Start Data lines
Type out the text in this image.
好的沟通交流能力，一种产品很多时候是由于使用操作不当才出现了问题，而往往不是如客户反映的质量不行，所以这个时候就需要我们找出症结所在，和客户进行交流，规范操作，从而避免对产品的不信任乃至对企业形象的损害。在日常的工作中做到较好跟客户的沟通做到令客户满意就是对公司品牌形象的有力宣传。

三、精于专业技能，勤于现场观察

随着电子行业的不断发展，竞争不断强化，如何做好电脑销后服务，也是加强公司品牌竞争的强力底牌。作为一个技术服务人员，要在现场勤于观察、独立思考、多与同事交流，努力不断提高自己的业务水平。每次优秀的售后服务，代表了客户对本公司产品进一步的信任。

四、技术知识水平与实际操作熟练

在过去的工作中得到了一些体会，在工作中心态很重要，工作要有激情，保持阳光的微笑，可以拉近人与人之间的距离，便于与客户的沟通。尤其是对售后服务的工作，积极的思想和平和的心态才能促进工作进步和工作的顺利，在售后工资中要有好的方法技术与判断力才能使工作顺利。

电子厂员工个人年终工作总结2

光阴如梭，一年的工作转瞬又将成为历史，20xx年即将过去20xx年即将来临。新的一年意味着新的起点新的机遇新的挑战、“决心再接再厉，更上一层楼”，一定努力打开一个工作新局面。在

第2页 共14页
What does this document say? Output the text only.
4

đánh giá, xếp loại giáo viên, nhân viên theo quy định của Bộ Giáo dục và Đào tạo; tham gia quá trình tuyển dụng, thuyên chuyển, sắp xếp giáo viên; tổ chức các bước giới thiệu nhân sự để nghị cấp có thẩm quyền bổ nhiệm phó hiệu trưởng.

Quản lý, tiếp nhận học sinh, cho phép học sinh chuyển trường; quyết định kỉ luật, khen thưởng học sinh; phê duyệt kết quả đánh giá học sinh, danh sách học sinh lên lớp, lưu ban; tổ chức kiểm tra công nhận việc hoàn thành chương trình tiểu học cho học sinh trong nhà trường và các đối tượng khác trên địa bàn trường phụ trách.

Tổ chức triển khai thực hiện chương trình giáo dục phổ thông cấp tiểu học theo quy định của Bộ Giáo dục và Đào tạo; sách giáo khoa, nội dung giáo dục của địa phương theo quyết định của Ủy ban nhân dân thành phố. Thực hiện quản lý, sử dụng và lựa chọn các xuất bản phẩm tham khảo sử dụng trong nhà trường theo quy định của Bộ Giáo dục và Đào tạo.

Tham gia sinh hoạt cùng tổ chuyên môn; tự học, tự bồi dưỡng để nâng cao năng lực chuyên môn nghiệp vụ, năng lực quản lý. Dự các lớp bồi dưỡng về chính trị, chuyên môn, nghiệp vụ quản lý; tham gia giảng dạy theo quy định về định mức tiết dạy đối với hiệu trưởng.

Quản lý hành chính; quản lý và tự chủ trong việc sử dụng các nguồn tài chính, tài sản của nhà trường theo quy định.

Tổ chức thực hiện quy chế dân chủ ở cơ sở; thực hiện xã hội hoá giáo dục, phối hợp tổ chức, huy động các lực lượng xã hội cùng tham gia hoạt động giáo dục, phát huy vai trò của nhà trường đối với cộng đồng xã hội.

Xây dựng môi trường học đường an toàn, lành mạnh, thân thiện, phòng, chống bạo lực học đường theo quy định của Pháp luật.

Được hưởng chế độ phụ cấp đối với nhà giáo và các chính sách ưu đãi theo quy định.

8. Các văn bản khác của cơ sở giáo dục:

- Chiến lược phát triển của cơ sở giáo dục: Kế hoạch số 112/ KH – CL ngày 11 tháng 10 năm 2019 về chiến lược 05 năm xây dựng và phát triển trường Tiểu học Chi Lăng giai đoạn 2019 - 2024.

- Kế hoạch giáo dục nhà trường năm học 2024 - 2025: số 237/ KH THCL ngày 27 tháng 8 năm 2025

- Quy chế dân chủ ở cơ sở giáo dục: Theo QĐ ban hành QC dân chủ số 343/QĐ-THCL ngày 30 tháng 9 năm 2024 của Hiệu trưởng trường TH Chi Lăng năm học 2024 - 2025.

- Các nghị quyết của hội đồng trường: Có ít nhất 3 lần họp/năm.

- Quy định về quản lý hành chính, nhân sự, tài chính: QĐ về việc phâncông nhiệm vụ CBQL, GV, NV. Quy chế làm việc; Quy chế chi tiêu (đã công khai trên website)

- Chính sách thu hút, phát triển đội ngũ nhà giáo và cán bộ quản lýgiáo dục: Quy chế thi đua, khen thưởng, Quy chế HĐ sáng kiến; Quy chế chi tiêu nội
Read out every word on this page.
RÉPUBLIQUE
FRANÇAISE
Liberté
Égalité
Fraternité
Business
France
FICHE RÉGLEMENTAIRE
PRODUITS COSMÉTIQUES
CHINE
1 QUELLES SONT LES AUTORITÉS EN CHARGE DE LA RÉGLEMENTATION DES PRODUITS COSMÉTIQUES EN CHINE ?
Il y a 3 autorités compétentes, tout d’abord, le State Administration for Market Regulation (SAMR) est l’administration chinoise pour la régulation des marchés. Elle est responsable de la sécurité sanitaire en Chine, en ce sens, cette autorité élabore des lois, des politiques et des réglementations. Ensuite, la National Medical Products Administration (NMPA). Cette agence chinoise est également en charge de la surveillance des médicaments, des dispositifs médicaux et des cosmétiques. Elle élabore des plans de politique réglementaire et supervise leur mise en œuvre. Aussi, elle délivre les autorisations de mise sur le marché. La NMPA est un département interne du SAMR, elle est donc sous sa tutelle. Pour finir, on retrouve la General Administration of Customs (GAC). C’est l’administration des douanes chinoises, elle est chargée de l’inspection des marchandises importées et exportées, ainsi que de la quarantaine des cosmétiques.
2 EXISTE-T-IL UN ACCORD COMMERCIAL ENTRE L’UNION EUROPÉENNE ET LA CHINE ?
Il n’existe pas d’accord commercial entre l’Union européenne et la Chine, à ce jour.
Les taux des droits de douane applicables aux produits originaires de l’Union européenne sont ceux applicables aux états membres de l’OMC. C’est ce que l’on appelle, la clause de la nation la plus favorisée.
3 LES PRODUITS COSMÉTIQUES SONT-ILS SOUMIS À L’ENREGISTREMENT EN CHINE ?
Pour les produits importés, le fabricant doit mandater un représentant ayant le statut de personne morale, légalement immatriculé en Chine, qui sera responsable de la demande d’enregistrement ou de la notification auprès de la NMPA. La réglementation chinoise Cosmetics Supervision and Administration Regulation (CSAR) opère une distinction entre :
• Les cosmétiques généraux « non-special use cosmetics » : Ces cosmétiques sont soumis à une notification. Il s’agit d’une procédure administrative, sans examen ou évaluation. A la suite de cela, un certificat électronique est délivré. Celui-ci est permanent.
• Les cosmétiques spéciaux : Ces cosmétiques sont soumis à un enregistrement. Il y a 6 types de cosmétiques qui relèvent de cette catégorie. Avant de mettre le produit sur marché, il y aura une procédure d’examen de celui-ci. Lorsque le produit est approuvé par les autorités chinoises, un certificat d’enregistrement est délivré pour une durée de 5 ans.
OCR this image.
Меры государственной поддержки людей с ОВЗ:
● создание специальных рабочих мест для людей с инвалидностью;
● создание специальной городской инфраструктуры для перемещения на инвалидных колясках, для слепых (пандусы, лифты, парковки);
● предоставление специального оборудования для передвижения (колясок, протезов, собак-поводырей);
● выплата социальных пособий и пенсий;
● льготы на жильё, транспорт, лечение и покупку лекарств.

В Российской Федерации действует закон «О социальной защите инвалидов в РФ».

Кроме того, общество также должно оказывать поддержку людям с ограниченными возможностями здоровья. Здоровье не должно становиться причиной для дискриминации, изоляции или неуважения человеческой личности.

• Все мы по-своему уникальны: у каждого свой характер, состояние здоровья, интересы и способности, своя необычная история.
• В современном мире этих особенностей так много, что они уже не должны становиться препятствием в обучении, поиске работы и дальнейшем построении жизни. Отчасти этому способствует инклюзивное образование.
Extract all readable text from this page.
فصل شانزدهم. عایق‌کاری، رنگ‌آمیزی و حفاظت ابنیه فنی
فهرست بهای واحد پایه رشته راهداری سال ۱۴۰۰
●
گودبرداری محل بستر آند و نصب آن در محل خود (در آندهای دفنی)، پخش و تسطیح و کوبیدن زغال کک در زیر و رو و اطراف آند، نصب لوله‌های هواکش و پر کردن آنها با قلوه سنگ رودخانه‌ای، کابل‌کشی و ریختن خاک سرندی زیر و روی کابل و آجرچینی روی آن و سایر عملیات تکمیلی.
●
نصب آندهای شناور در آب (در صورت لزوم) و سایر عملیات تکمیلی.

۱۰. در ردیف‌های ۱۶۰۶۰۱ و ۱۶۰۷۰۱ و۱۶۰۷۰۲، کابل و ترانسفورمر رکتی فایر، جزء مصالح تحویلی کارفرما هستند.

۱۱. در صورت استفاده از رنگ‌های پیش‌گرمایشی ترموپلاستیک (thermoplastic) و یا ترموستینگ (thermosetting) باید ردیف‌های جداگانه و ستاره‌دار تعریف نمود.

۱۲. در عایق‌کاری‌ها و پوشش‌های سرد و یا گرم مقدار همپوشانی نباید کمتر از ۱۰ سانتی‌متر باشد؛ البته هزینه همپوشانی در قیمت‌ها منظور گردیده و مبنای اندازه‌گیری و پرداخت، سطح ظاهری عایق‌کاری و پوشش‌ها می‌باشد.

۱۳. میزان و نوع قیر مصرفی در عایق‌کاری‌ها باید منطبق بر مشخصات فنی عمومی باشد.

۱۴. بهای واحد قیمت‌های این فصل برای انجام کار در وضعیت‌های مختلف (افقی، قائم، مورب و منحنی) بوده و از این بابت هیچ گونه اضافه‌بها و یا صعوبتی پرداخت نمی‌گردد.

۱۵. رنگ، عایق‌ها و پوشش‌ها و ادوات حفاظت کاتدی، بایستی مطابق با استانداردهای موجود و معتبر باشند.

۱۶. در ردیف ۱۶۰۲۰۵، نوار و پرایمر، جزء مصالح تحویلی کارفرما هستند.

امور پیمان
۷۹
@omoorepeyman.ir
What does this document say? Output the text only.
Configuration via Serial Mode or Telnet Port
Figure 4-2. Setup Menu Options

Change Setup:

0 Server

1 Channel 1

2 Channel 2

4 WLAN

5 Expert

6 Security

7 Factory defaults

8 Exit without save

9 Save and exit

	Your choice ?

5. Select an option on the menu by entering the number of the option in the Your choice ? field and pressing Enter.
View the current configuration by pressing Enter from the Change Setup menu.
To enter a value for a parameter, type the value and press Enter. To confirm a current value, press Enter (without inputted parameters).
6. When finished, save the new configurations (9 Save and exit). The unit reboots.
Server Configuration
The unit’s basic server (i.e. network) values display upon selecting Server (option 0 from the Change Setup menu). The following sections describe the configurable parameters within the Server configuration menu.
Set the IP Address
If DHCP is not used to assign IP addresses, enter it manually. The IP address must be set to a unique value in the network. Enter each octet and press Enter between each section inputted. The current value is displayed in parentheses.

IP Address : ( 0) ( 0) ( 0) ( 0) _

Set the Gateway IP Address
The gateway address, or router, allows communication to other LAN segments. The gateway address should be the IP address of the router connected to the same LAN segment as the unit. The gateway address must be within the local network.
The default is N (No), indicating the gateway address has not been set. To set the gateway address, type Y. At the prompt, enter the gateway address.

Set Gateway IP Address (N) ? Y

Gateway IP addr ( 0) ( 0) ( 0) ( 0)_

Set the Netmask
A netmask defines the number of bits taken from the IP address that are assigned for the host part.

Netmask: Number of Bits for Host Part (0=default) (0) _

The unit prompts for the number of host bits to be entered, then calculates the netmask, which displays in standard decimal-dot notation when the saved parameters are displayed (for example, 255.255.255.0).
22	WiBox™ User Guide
End Data lines
What to work on
Extract from the data every line where "ردیف" shows up.

Finished exercise
۱۰. در ردیف‌های ۱۶۰۶۰۱ و ۱۶۰۷۰۱ و۱۶۰۷۰۲، کابل و ترانسفورمر رکتی فایر، جزء مصالح تحویلی کارفرما هستند.
۱۱. در صورت استفاده از رنگ‌های پیش‌گرمایشی ترموپلاستیک (thermoplastic) و یا ترموستینگ (thermosetting) باید ردیف‌های جداگانه و ستاره‌دار تعریف نمود.
۱۶. در ردیف ۱۶۰۲۰۵، نوار و پرایمر، جزء مصالح تحویلی کارفرما هستند.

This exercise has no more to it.